## WHAT THE TASK REQUIRES
From the listing below, select every line where the word "after" appears.

## EXTRACTED MATERIAL
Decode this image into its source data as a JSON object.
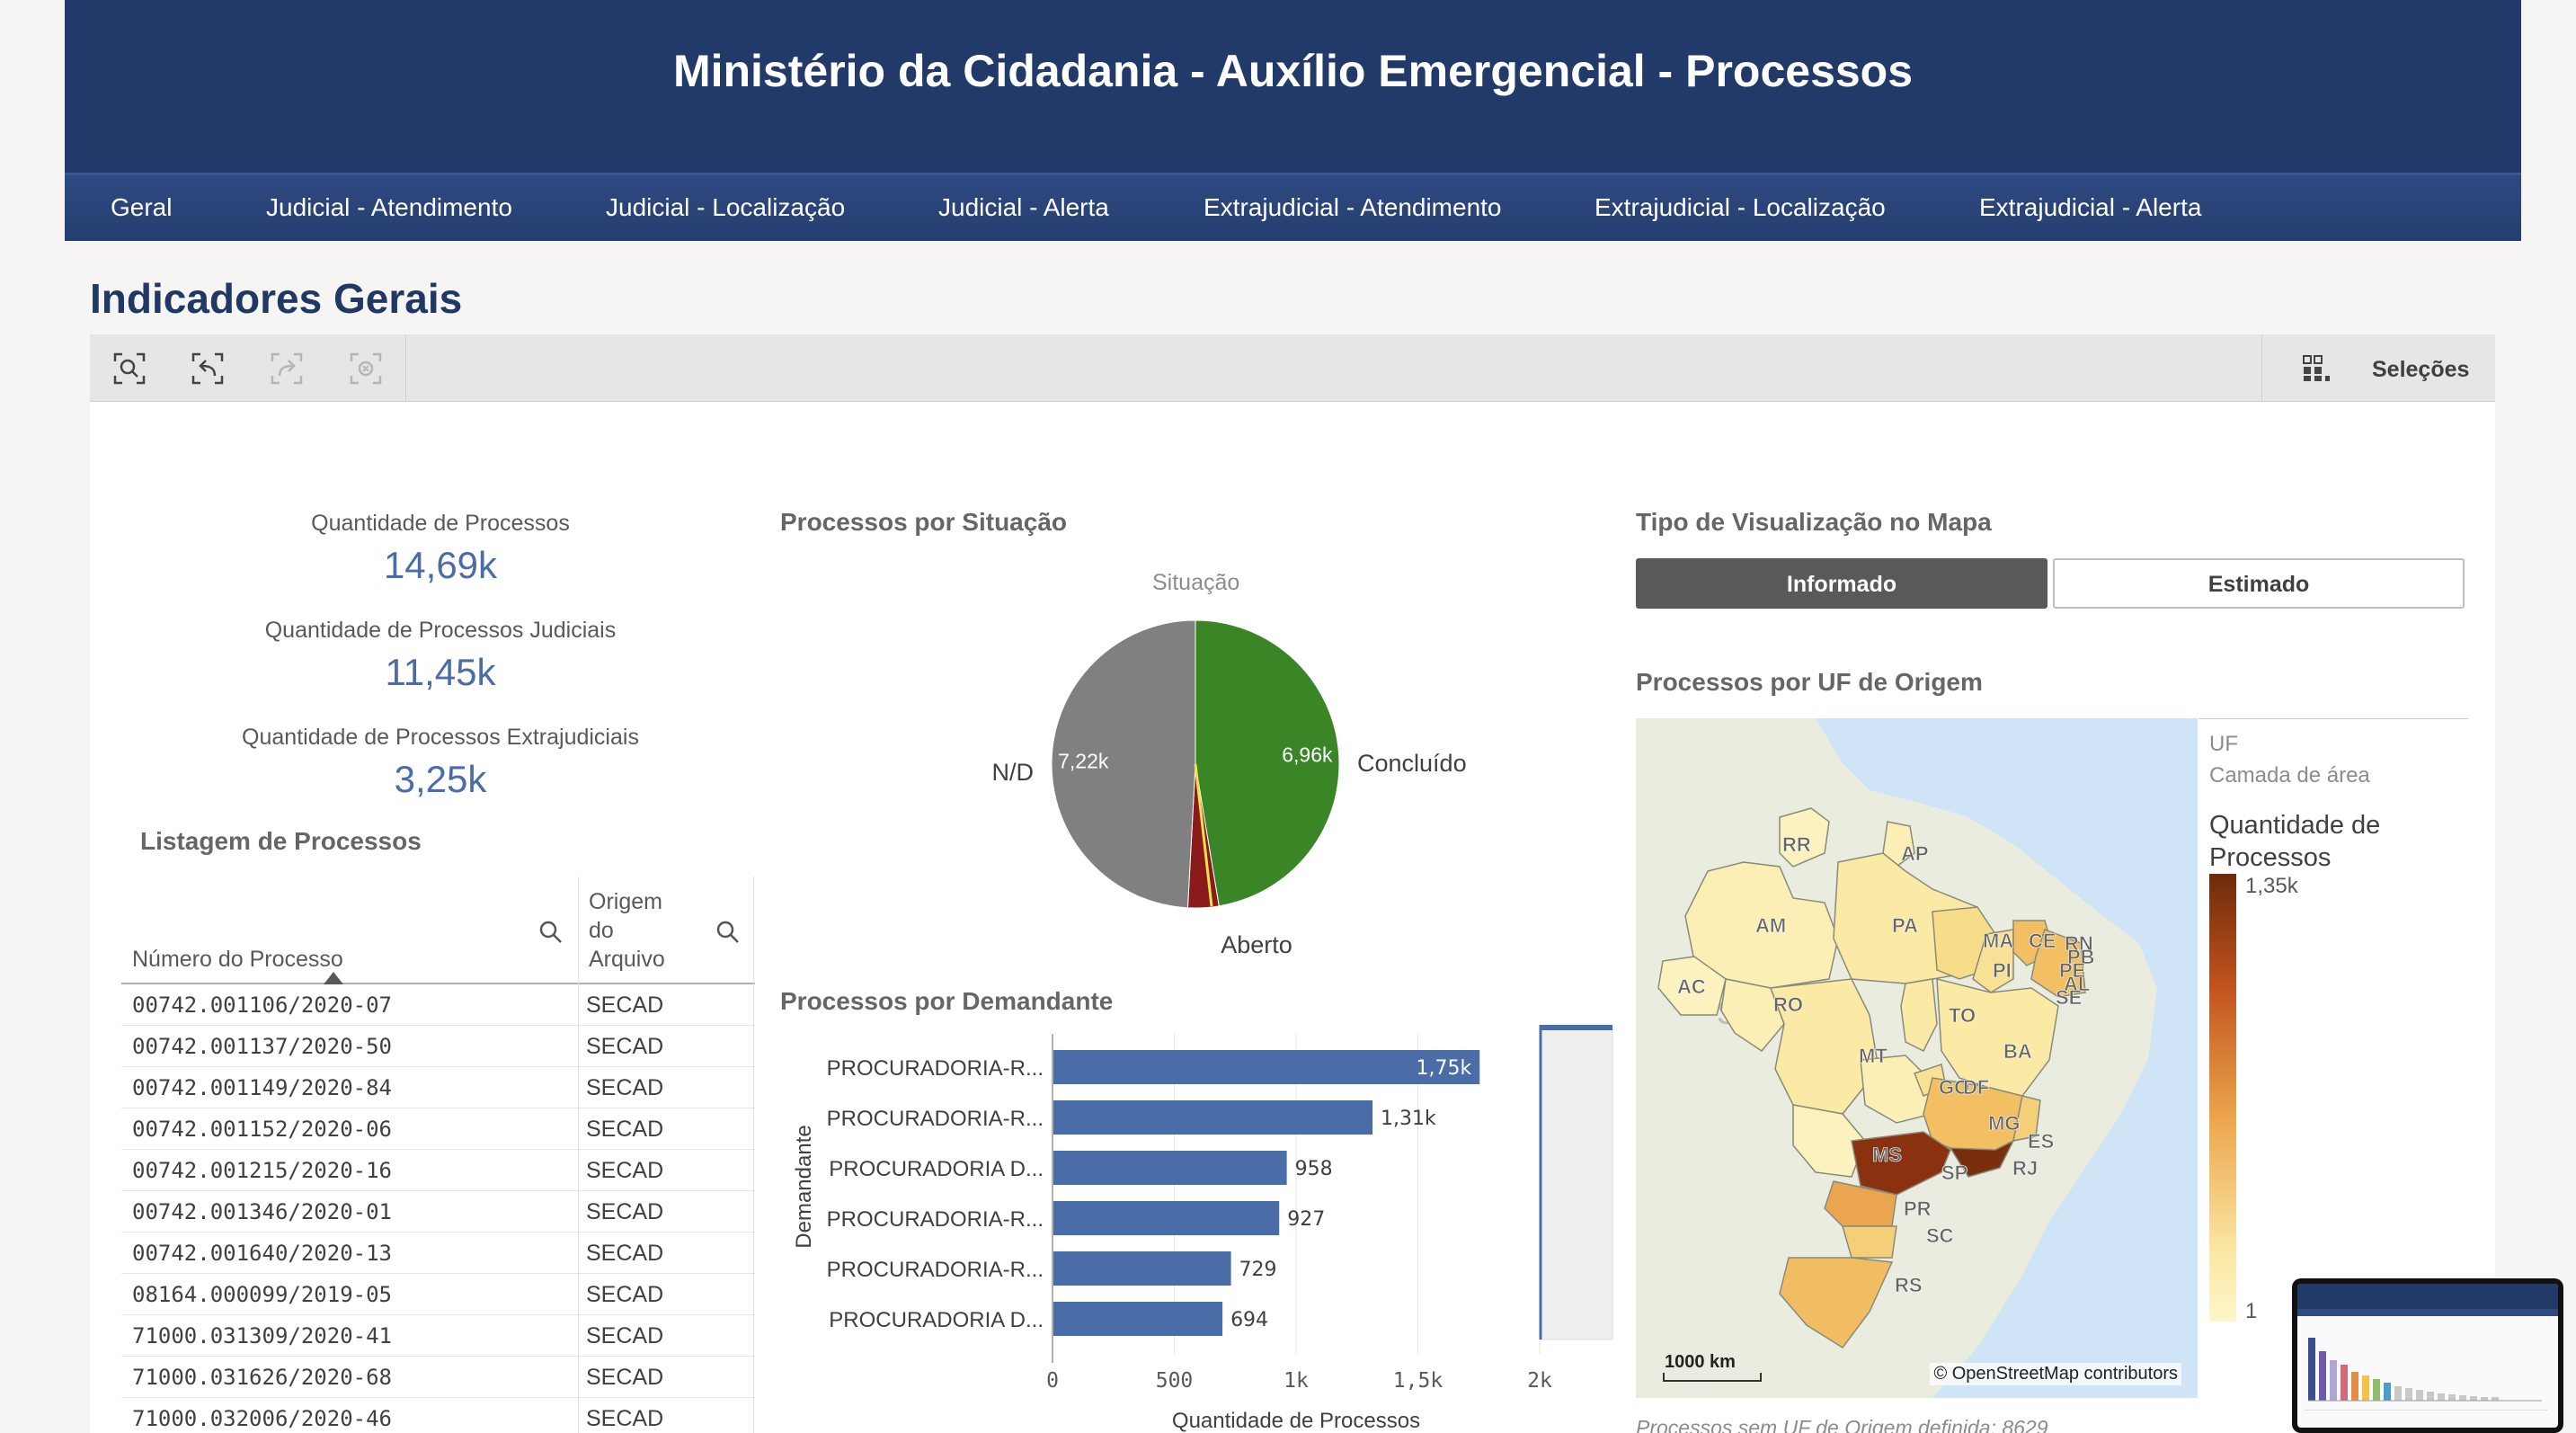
{
  "header": {
    "title": "Ministério da Cidadania - Auxílio Emergencial - Processos",
    "nav": [
      "Geral",
      "Judicial - Atendimento",
      "Judicial - Localização",
      "Judicial - Alerta",
      "Extrajudicial - Atendimento",
      "Extrajudicial - Localização",
      "Extrajudicial - Alerta"
    ]
  },
  "page_title": "Indicadores Gerais",
  "toolbar": {
    "icons": [
      "smart-search-icon",
      "step-back-icon",
      "step-forward-icon",
      "clear-selections-icon"
    ],
    "selections_label": "Seleções"
  },
  "kpis": [
    {
      "label": "Quantidade de Processos",
      "value": "14,69k"
    },
    {
      "label": "Quantidade de Processos Judiciais",
      "value": "11,45k"
    },
    {
      "label": "Quantidade de Processos Extrajudiciais",
      "value": "3,25k"
    }
  ],
  "listing": {
    "title": "Listagem de Processos",
    "columns": [
      "Número do Processo",
      "Origem do Arquivo"
    ],
    "rows": [
      [
        "00742.001106/2020-07",
        "SECAD"
      ],
      [
        "00742.001137/2020-50",
        "SECAD"
      ],
      [
        "00742.001149/2020-84",
        "SECAD"
      ],
      [
        "00742.001152/2020-06",
        "SECAD"
      ],
      [
        "00742.001215/2020-16",
        "SECAD"
      ],
      [
        "00742.001346/2020-01",
        "SECAD"
      ],
      [
        "00742.001640/2020-13",
        "SECAD"
      ],
      [
        "08164.000099/2019-05",
        "SECAD"
      ],
      [
        "71000.031309/2020-41",
        "SECAD"
      ],
      [
        "71000.031626/2020-68",
        "SECAD"
      ],
      [
        "71000.032006/2020-46",
        "SECAD"
      ]
    ]
  },
  "pie": {
    "title": "Processos por Situação",
    "legend_title": "Situação"
  },
  "bar": {
    "title": "Processos por Demandante"
  },
  "map_toggle": {
    "title": "Tipo de Visualização no Mapa",
    "options": [
      "Informado",
      "Estimado"
    ],
    "selected": "Informado"
  },
  "map": {
    "title": "Processos por UF de Origem",
    "legend_field": "UF",
    "legend_layer": "Camada de área",
    "legend_measure": "Quantidade de Processos",
    "legend_max": "1,35k",
    "legend_min": "1",
    "scale": "1000 km",
    "attribution": "© OpenStreetMap contributors",
    "note": "Processos sem UF de Origem definida: 8629",
    "labels": [
      "RR",
      "AP",
      "AM",
      "PA",
      "MA",
      "CE",
      "RN",
      "PB",
      "PE",
      "AL",
      "SE",
      "PI",
      "AC",
      "RO",
      "TO",
      "BA",
      "MT",
      "GO",
      "DF",
      "MG",
      "ES",
      "MS",
      "SP",
      "RJ",
      "PR",
      "SC",
      "RS"
    ],
    "colors": {
      "low": "#fbefb5",
      "mid": "#f2c062",
      "high": "#c0531d",
      "max": "#7a2e0e",
      "sea": "#cfe4f6"
    }
  },
  "chart_data": [
    {
      "type": "pie",
      "title": "Processos por Situação",
      "legend_title": "Situação",
      "slices": [
        {
          "name": "Concluído",
          "value": 6960,
          "label": "6,96k",
          "color": "#3a8526"
        },
        {
          "name": "Aberto",
          "value": 510,
          "label": "",
          "color": "#8b1a1a"
        },
        {
          "name": "N/D",
          "value": 7220,
          "label": "7,22k",
          "color": "#808080"
        }
      ]
    },
    {
      "type": "bar",
      "orientation": "horizontal",
      "title": "Processos por Demandante",
      "xlabel": "Quantidade de Processos",
      "ylabel": "Demandante",
      "xlim": [
        0,
        2000
      ],
      "xticks": [
        "0",
        "500",
        "1k",
        "1,5k",
        "2k"
      ],
      "categories": [
        "PROCURADORIA-R...",
        "PROCURADORIA-R...",
        "PROCURADORIA D...",
        "PROCURADORIA-R...",
        "PROCURADORIA-R...",
        "PROCURADORIA D..."
      ],
      "values": [
        1750,
        1310,
        958,
        927,
        729,
        694
      ],
      "value_labels": [
        "1,75k",
        "1,31k",
        "958",
        "927",
        "729",
        "694"
      ],
      "color": "#4a6da7"
    }
  ]
}
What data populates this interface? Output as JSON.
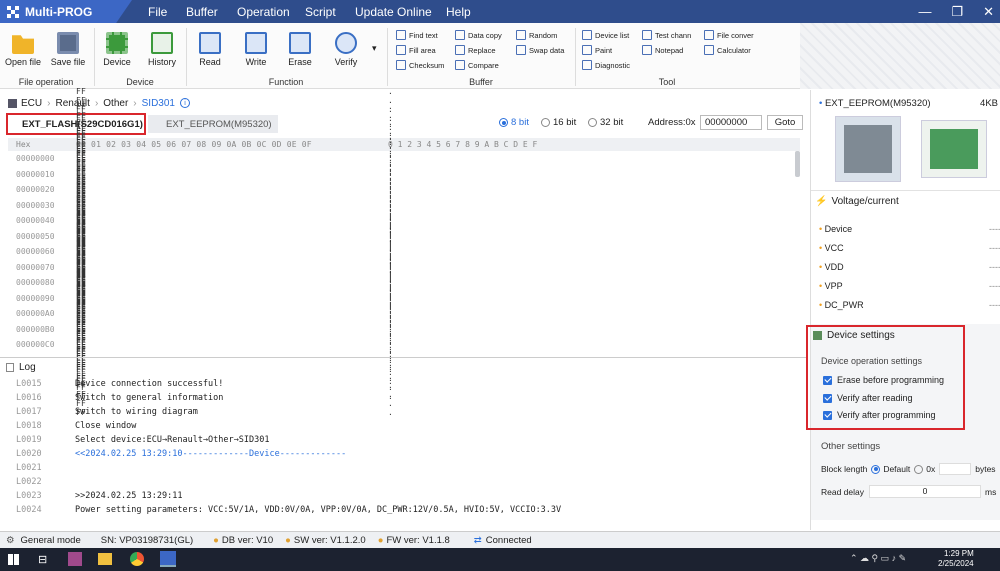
{
  "app": {
    "title": "Multi-PROG"
  },
  "menu": [
    "File",
    "Buffer",
    "Operation",
    "Script",
    "Update Online",
    "Help"
  ],
  "ribbon": {
    "file_group": {
      "label": "File operation",
      "buttons": [
        "Open file",
        "Save file"
      ]
    },
    "device_group": {
      "label": "Device",
      "buttons": [
        "Device",
        "History"
      ]
    },
    "function_group": {
      "label": "Function",
      "buttons": [
        "Read",
        "Write",
        "Erase",
        "Verify"
      ]
    },
    "buffer_group": {
      "label": "Buffer",
      "col1": [
        "Find text",
        "Fill area",
        "Checksum"
      ],
      "col2": [
        "Data copy",
        "Replace",
        "Compare"
      ],
      "col3": [
        "Random",
        "Swap data"
      ]
    },
    "tool_group": {
      "label": "Tool",
      "col1": [
        "Device list",
        "Paint",
        "Diagnostic"
      ],
      "col2": [
        "Test chann",
        "Notepad"
      ],
      "col3": [
        "File conver",
        "Calculator"
      ]
    }
  },
  "breadcrumb": [
    "ECU",
    "Renault",
    "Other",
    "SID301"
  ],
  "tabs": [
    "EXT_FLASH(S29CD016G1)",
    "EXT_EEPROM(M95320)"
  ],
  "view": {
    "bit_options": [
      "8 bit",
      "16 bit",
      "32 bit"
    ],
    "selected_bit": "8 bit",
    "address_label": "Address:0x",
    "address_value": "00000000",
    "goto_label": "Goto"
  },
  "hex": {
    "header_label": "Hex",
    "columns": "00 01 02 03 04 05 06 07 08 09 0A 0B 0C 0D 0E 0F",
    "ascii_columns": "0 1 2 3 4 5 6 7 8 9 A B C D E F",
    "rows": [
      {
        "addr": "00000000",
        "bytes": "FF FF FF FF FF FF FF FF FF FF FF FF FF FF FF FF",
        "ascii": ". . . . . . . . . . . . . . . ."
      },
      {
        "addr": "00000010",
        "bytes": "FF FF FF FF FF FF FF FF FF FF FF FF FF FF FF FF",
        "ascii": ". . . . . . . . . . . . . . . ."
      },
      {
        "addr": "00000020",
        "bytes": "FF FF FF FF FF FF FF FF FF FF FF FF FF FF FF FF",
        "ascii": ". . . . . . . . . . . . . . . ."
      },
      {
        "addr": "00000030",
        "bytes": "FF FF FF FF FF FF FF FF FF FF FF FF FF FF FF FF",
        "ascii": ". . . . . . . . . . . . . . . ."
      },
      {
        "addr": "00000040",
        "bytes": "FF FF FF FF FF FF FF FF FF FF FF FF FF FF FF FF",
        "ascii": ". . . . . . . . . . . . . . . ."
      },
      {
        "addr": "00000050",
        "bytes": "FF FF FF FF FF FF FF FF FF FF FF FF FF FF FF FF",
        "ascii": ". . . . . . . . . . . . . . . ."
      },
      {
        "addr": "00000060",
        "bytes": "FF FF FF FF FF FF FF FF FF FF FF FF FF FF FF FF",
        "ascii": ". . . . . . . . . . . . . . . ."
      },
      {
        "addr": "00000070",
        "bytes": "FF FF FF FF FF FF FF FF FF FF FF FF FF FF FF FF",
        "ascii": ". . . . . . . . . . . . . . . ."
      },
      {
        "addr": "00000080",
        "bytes": "FF FF FF FF FF FF FF FF FF FF FF FF FF FF FF FF",
        "ascii": ". . . . . . . . . . . . . . . ."
      },
      {
        "addr": "00000090",
        "bytes": "FF FF FF FF FF FF FF FF FF FF FF FF FF FF FF FF",
        "ascii": ". . . . . . . . . . . . . . . ."
      },
      {
        "addr": "000000A0",
        "bytes": "FF FF FF FF FF FF FF FF FF FF FF FF FF FF FF FF",
        "ascii": ". . . . . . . . . . . . . . . ."
      },
      {
        "addr": "000000B0",
        "bytes": "FF FF FF FF FF FF FF FF FF FF FF FF FF FF FF FF",
        "ascii": ". . . . . . . . . . . . . . . ."
      },
      {
        "addr": "000000C0",
        "bytes": "FF FF FF FF FF FF FF FF FF FF FF FF FF FF FF FF",
        "ascii": ". . . . . . . . . . . . . . . ."
      }
    ]
  },
  "log": {
    "title": "Log",
    "lines": [
      {
        "no": "L0015",
        "text": "Device connection successful!",
        "hl": false
      },
      {
        "no": "L0016",
        "text": "Switch to general information",
        "hl": false
      },
      {
        "no": "L0017",
        "text": "Switch to wiring diagram",
        "hl": false
      },
      {
        "no": "L0018",
        "text": "Close window",
        "hl": false
      },
      {
        "no": "L0019",
        "text": "Select device:ECU→Renault→Other→SID301",
        "hl": false
      },
      {
        "no": "L0020",
        "text": "<<2024.02.25 13:29:10-------------Device-------------",
        "hl": true
      },
      {
        "no": "L0021",
        "text": "",
        "hl": false
      },
      {
        "no": "L0022",
        "text": "",
        "hl": false
      },
      {
        "no": "L0023",
        "text": ">>2024.02.25 13:29:11",
        "hl": false
      },
      {
        "no": "L0024",
        "text": "Power setting parameters: VCC:5V/1A, VDD:0V/0A, VPP:0V/0A, DC_PWR:12V/0.5A, HVIO:5V, VCCIO:3.3V",
        "hl": false
      }
    ]
  },
  "right_panel": {
    "chip_name": "EXT_EEPROM(M95320)",
    "chip_size": "4KB",
    "voltage_title": "Voltage/current",
    "voltage_items": [
      {
        "label": "Device",
        "value": "----"
      },
      {
        "label": "VCC",
        "value": "----"
      },
      {
        "label": "VDD",
        "value": "----"
      },
      {
        "label": "VPP",
        "value": "----"
      },
      {
        "label": "DC_PWR",
        "value": "----"
      }
    ],
    "device_settings_title": "Device settings",
    "operation_settings_label": "Device operation settings",
    "checkboxes": [
      "Erase before programming",
      "Verify after reading",
      "Verify after programming"
    ],
    "other_settings_label": "Other settings",
    "block_length_label": "Block length",
    "block_default_label": "Default",
    "block_0x_label": "0x",
    "block_unit": "bytes",
    "read_delay_label": "Read delay",
    "read_delay_value": "0",
    "read_delay_unit": "ms"
  },
  "status": {
    "mode": "General mode",
    "sn": "SN:  VP03198731(GL)",
    "db": "DB ver: V10",
    "sw": "SW ver: V1.1.2.0",
    "fw": "FW ver: V1.1.8",
    "conn": "Connected"
  },
  "taskbar": {
    "time": "1:29 PM",
    "date": "2/25/2024"
  },
  "colors": {
    "titlebar": "#2f4d8c",
    "accent": "#2a6fdb",
    "highlight_box": "#d9262c"
  }
}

## RESULT OF THIS EXERCISE
      "Verify after reading",
      "Verify after programming"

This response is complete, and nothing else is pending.